== Aim of the exercise ==
Without the pictures, give the entries below again exactly as written.

-------------------------

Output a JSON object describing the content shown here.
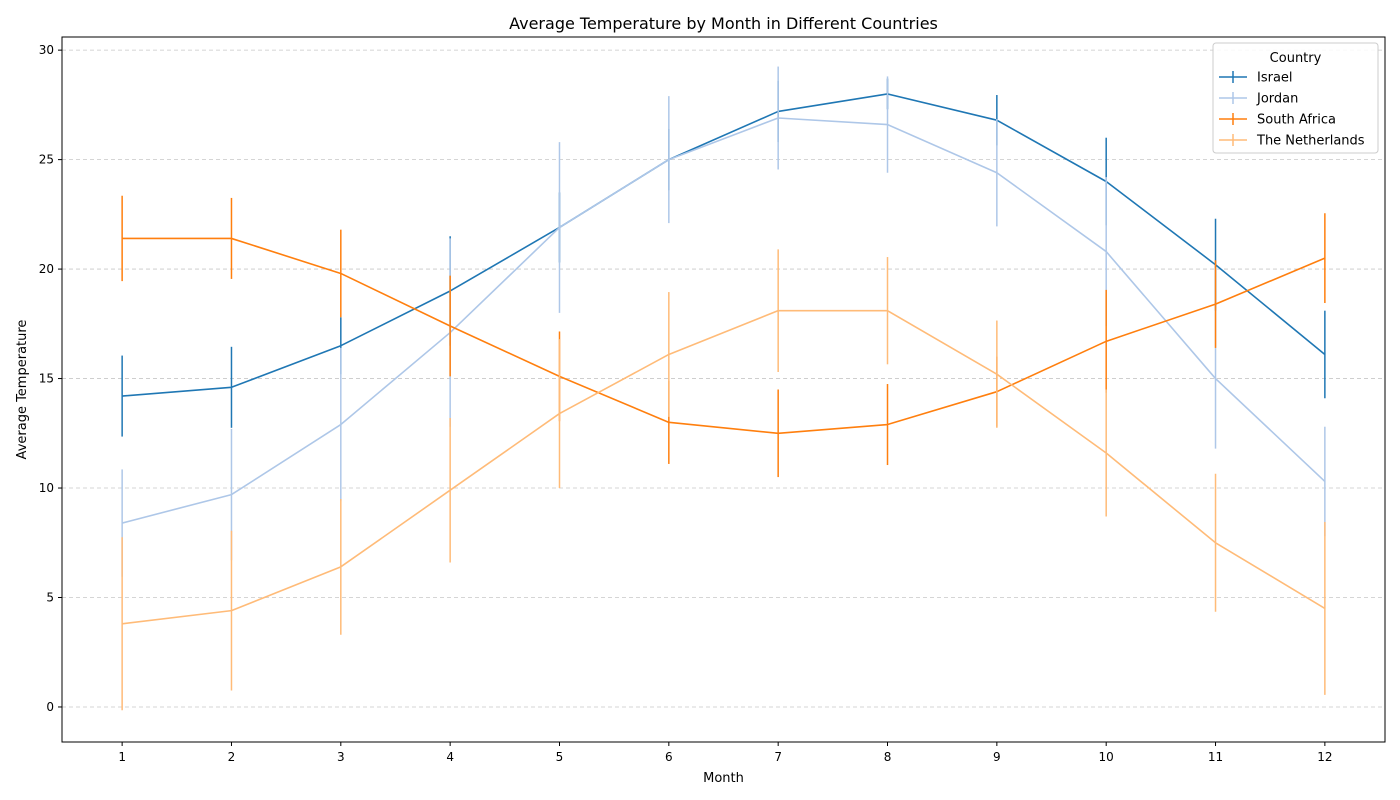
{
  "chart_data": {
    "type": "line",
    "title": "Average Temperature by Month in Different Countries",
    "xlabel": "Month",
    "ylabel": "Average Temperature",
    "legend_title": "Country",
    "legend_position": "top-right",
    "grid": "y-dashed",
    "xlim": [
      0.45,
      12.55
    ],
    "ylim": [
      -1.6,
      30.6
    ],
    "xticks": [
      1,
      2,
      3,
      4,
      5,
      6,
      7,
      8,
      9,
      10,
      11,
      12
    ],
    "yticks": [
      0,
      5,
      10,
      15,
      20,
      25,
      30
    ],
    "x": [
      1,
      2,
      3,
      4,
      5,
      6,
      7,
      8,
      9,
      10,
      11,
      12
    ],
    "series": [
      {
        "name": "Israel",
        "color": "#1f77b4",
        "values": [
          14.2,
          14.6,
          16.5,
          19.0,
          21.9,
          25.0,
          27.2,
          28.0,
          26.8,
          24.0,
          20.2,
          16.1
        ],
        "errors": [
          1.85,
          1.85,
          1.3,
          2.5,
          1.6,
          1.4,
          1.4,
          0.7,
          1.15,
          2.0,
          2.1,
          2.0
        ]
      },
      {
        "name": "Jordan",
        "color": "#aec7e8",
        "values": [
          8.4,
          9.7,
          12.9,
          17.1,
          21.9,
          25.0,
          26.9,
          26.6,
          24.4,
          20.8,
          15.0,
          10.3
        ],
        "errors": [
          2.45,
          3.0,
          3.5,
          4.3,
          3.9,
          2.9,
          2.35,
          2.2,
          2.45,
          3.4,
          3.2,
          2.5
        ]
      },
      {
        "name": "South Africa",
        "color": "#ff7f0e",
        "values": [
          21.4,
          21.4,
          19.8,
          17.4,
          15.1,
          13.0,
          12.5,
          12.9,
          14.4,
          16.7,
          18.4,
          20.5
        ],
        "errors": [
          1.95,
          1.85,
          2.0,
          2.3,
          2.05,
          1.9,
          2.0,
          1.85,
          1.6,
          2.35,
          2.0,
          2.05
        ]
      },
      {
        "name": "The Netherlands",
        "color": "#ffbb78",
        "values": [
          3.8,
          4.4,
          6.4,
          9.9,
          13.4,
          16.1,
          18.1,
          18.1,
          15.2,
          11.6,
          7.5,
          4.5
        ],
        "errors": [
          3.95,
          3.65,
          3.1,
          3.3,
          3.4,
          2.85,
          2.8,
          2.45,
          2.45,
          2.9,
          3.15,
          3.95
        ]
      }
    ]
  }
}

-------------------------

== Complete response ==
Output a JSON object describing the content shown here.
{
  "chart_data": {
    "type": "line",
    "title": "Average Temperature by Month in Different Countries",
    "xlabel": "Month",
    "ylabel": "Average Temperature",
    "legend_title": "Country",
    "legend_position": "top-right",
    "grid": "y-dashed",
    "xlim": [
      0.45,
      12.55
    ],
    "ylim": [
      -1.6,
      30.6
    ],
    "xticks": [
      1,
      2,
      3,
      4,
      5,
      6,
      7,
      8,
      9,
      10,
      11,
      12
    ],
    "yticks": [
      0,
      5,
      10,
      15,
      20,
      25,
      30
    ],
    "x": [
      1,
      2,
      3,
      4,
      5,
      6,
      7,
      8,
      9,
      10,
      11,
      12
    ],
    "series": [
      {
        "name": "Israel",
        "color": "#1f77b4",
        "values": [
          14.2,
          14.6,
          16.5,
          19.0,
          21.9,
          25.0,
          27.2,
          28.0,
          26.8,
          24.0,
          20.2,
          16.1
        ],
        "errors": [
          1.85,
          1.85,
          1.3,
          2.5,
          1.6,
          1.4,
          1.4,
          0.7,
          1.15,
          2.0,
          2.1,
          2.0
        ]
      },
      {
        "name": "Jordan",
        "color": "#aec7e8",
        "values": [
          8.4,
          9.7,
          12.9,
          17.1,
          21.9,
          25.0,
          26.9,
          26.6,
          24.4,
          20.8,
          15.0,
          10.3
        ],
        "errors": [
          2.45,
          3.0,
          3.5,
          4.3,
          3.9,
          2.9,
          2.35,
          2.2,
          2.45,
          3.4,
          3.2,
          2.5
        ]
      },
      {
        "name": "South Africa",
        "color": "#ff7f0e",
        "values": [
          21.4,
          21.4,
          19.8,
          17.4,
          15.1,
          13.0,
          12.5,
          12.9,
          14.4,
          16.7,
          18.4,
          20.5
        ],
        "errors": [
          1.95,
          1.85,
          2.0,
          2.3,
          2.05,
          1.9,
          2.0,
          1.85,
          1.6,
          2.35,
          2.0,
          2.05
        ]
      },
      {
        "name": "The Netherlands",
        "color": "#ffbb78",
        "values": [
          3.8,
          4.4,
          6.4,
          9.9,
          13.4,
          16.1,
          18.1,
          18.1,
          15.2,
          11.6,
          7.5,
          4.5
        ],
        "errors": [
          3.95,
          3.65,
          3.1,
          3.3,
          3.4,
          2.85,
          2.8,
          2.45,
          2.45,
          2.9,
          3.15,
          3.95
        ]
      }
    ]
  }
}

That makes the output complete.